Requirements:
Transcribe all of the records precisely as they are presented.

BEGIN

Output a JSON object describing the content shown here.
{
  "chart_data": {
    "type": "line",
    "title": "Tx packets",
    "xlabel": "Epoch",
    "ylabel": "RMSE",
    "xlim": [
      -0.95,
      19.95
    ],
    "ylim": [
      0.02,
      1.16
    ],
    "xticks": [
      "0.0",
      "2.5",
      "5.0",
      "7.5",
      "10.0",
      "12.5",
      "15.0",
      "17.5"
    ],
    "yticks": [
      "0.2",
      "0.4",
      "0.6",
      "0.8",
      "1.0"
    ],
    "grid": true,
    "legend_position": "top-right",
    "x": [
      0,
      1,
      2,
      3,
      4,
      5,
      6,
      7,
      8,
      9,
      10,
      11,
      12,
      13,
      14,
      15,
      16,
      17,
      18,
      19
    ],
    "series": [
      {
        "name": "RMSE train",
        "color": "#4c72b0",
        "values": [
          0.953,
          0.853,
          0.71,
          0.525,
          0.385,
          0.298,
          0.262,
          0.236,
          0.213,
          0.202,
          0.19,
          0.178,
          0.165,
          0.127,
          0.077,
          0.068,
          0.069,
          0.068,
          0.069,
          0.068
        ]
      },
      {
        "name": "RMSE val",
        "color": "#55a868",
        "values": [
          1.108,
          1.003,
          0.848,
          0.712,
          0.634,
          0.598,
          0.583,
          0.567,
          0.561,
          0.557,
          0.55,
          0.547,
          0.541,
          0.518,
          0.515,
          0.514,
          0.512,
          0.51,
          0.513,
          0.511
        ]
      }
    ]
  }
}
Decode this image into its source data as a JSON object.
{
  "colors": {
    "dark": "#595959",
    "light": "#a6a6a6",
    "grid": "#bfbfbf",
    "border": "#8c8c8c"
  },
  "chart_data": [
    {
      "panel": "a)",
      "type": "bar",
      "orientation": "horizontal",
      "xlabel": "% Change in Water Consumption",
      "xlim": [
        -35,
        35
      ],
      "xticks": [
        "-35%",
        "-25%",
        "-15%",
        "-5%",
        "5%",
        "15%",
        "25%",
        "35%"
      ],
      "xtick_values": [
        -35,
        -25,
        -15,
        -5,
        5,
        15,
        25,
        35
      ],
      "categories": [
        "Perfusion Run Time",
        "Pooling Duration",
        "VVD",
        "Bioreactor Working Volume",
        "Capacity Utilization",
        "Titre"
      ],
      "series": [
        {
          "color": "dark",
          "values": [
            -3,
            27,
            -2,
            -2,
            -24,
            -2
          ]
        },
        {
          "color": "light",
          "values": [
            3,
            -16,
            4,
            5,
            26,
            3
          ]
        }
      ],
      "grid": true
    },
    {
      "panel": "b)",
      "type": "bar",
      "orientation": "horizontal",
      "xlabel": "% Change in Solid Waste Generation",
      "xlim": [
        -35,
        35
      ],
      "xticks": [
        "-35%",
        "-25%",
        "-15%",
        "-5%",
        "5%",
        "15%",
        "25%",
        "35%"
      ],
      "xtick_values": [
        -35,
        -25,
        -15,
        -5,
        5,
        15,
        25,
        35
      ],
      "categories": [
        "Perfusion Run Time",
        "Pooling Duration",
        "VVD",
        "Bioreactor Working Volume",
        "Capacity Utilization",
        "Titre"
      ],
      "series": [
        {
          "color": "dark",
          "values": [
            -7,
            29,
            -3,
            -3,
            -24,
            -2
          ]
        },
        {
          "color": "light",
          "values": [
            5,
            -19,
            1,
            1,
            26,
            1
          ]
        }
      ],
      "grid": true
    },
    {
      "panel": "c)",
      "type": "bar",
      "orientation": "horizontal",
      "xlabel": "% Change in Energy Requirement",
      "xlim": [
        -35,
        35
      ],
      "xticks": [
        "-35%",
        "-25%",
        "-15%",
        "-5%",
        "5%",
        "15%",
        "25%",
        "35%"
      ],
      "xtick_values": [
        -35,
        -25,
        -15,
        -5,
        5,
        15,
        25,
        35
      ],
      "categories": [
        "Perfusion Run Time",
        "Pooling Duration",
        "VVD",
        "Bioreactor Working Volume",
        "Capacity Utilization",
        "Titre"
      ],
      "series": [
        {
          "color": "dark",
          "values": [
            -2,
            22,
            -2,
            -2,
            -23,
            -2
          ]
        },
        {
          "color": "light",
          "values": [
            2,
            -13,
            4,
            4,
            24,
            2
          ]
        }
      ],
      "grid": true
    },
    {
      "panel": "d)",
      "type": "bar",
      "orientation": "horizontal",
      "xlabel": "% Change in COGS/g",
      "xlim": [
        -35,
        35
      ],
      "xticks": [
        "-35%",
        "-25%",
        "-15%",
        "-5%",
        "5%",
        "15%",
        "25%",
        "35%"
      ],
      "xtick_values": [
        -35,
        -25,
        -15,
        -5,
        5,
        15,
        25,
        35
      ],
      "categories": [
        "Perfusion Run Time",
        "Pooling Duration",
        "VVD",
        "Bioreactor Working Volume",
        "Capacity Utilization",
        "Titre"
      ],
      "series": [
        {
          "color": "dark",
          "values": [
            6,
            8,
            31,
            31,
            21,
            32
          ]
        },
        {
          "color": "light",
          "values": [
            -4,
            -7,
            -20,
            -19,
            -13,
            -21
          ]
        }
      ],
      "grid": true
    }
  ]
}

END

Solution for this exercise:
Output a JSON object describing the content shown here.
{
  "chart_data": {
    "type": "line",
    "title": "Tx packets",
    "xlabel": "Epoch",
    "ylabel": "RMSE",
    "xlim": [
      -0.95,
      19.95
    ],
    "ylim": [
      0.02,
      1.16
    ],
    "xticks": [
      "0.0",
      "2.5",
      "5.0",
      "7.5",
      "10.0",
      "12.5",
      "15.0",
      "17.5"
    ],
    "yticks": [
      "0.2",
      "0.4",
      "0.6",
      "0.8",
      "1.0"
    ],
    "grid": true,
    "legend_position": "top-right",
    "x": [
      0,
      1,
      2,
      3,
      4,
      5,
      6,
      7,
      8,
      9,
      10,
      11,
      12,
      13,
      14,
      15,
      16,
      17,
      18,
      19
    ],
    "series": [
      {
        "name": "RMSE train",
        "color": "#4c72b0",
        "values": [
          0.953,
          0.853,
          0.71,
          0.525,
          0.385,
          0.298,
          0.262,
          0.236,
          0.213,
          0.202,
          0.19,
          0.178,
          0.165,
          0.127,
          0.077,
          0.068,
          0.069,
          0.068,
          0.069,
          0.068
        ]
      },
      {
        "name": "RMSE val",
        "color": "#55a868",
        "values": [
          1.108,
          1.003,
          0.848,
          0.712,
          0.634,
          0.598,
          0.583,
          0.567,
          0.561,
          0.557,
          0.55,
          0.547,
          0.541,
          0.518,
          0.515,
          0.514,
          0.512,
          0.51,
          0.513,
          0.511
        ]
      }
    ]
  }
}
Decode this image into its source data as a JSON object.
{
  "colors": {
    "dark": "#595959",
    "light": "#a6a6a6",
    "grid": "#bfbfbf",
    "border": "#8c8c8c"
  },
  "chart_data": [
    {
      "panel": "a)",
      "type": "bar",
      "orientation": "horizontal",
      "xlabel": "% Change in Water Consumption",
      "xlim": [
        -35,
        35
      ],
      "xticks": [
        "-35%",
        "-25%",
        "-15%",
        "-5%",
        "5%",
        "15%",
        "25%",
        "35%"
      ],
      "xtick_values": [
        -35,
        -25,
        -15,
        -5,
        5,
        15,
        25,
        35
      ],
      "categories": [
        "Perfusion Run Time",
        "Pooling Duration",
        "VVD",
        "Bioreactor Working Volume",
        "Capacity Utilization",
        "Titre"
      ],
      "series": [
        {
          "color": "dark",
          "values": [
            -3,
            27,
            -2,
            -2,
            -24,
            -2
          ]
        },
        {
          "color": "light",
          "values": [
            3,
            -16,
            4,
            5,
            26,
            3
          ]
        }
      ],
      "grid": true
    },
    {
      "panel": "b)",
      "type": "bar",
      "orientation": "horizontal",
      "xlabel": "% Change in Solid Waste Generation",
      "xlim": [
        -35,
        35
      ],
      "xticks": [
        "-35%",
        "-25%",
        "-15%",
        "-5%",
        "5%",
        "15%",
        "25%",
        "35%"
      ],
      "xtick_values": [
        -35,
        -25,
        -15,
        -5,
        5,
        15,
        25,
        35
      ],
      "categories": [
        "Perfusion Run Time",
        "Pooling Duration",
        "VVD",
        "Bioreactor Working Volume",
        "Capacity Utilization",
        "Titre"
      ],
      "series": [
        {
          "color": "dark",
          "values": [
            -7,
            29,
            -3,
            -3,
            -24,
            -2
          ]
        },
        {
          "color": "light",
          "values": [
            5,
            -19,
            1,
            1,
            26,
            1
          ]
        }
      ],
      "grid": true
    },
    {
      "panel": "c)",
      "type": "bar",
      "orientation": "horizontal",
      "xlabel": "% Change in Energy Requirement",
      "xlim": [
        -35,
        35
      ],
      "xticks": [
        "-35%",
        "-25%",
        "-15%",
        "-5%",
        "5%",
        "15%",
        "25%",
        "35%"
      ],
      "xtick_values": [
        -35,
        -25,
        -15,
        -5,
        5,
        15,
        25,
        35
      ],
      "categories": [
        "Perfusion Run Time",
        "Pooling Duration",
        "VVD",
        "Bioreactor Working Volume",
        "Capacity Utilization",
        "Titre"
      ],
      "series": [
        {
          "color": "dark",
          "values": [
            -2,
            22,
            -2,
            -2,
            -23,
            -2
          ]
        },
        {
          "color": "light",
          "values": [
            2,
            -13,
            4,
            4,
            24,
            2
          ]
        }
      ],
      "grid": true
    },
    {
      "panel": "d)",
      "type": "bar",
      "orientation": "horizontal",
      "xlabel": "% Change in COGS/g",
      "xlim": [
        -35,
        35
      ],
      "xticks": [
        "-35%",
        "-25%",
        "-15%",
        "-5%",
        "5%",
        "15%",
        "25%",
        "35%"
      ],
      "xtick_values": [
        -35,
        -25,
        -15,
        -5,
        5,
        15,
        25,
        35
      ],
      "categories": [
        "Perfusion Run Time",
        "Pooling Duration",
        "VVD",
        "Bioreactor Working Volume",
        "Capacity Utilization",
        "Titre"
      ],
      "series": [
        {
          "color": "dark",
          "values": [
            6,
            8,
            31,
            31,
            21,
            32
          ]
        },
        {
          "color": "light",
          "values": [
            -4,
            -7,
            -20,
            -19,
            -13,
            -21
          ]
        }
      ],
      "grid": true
    }
  ]
}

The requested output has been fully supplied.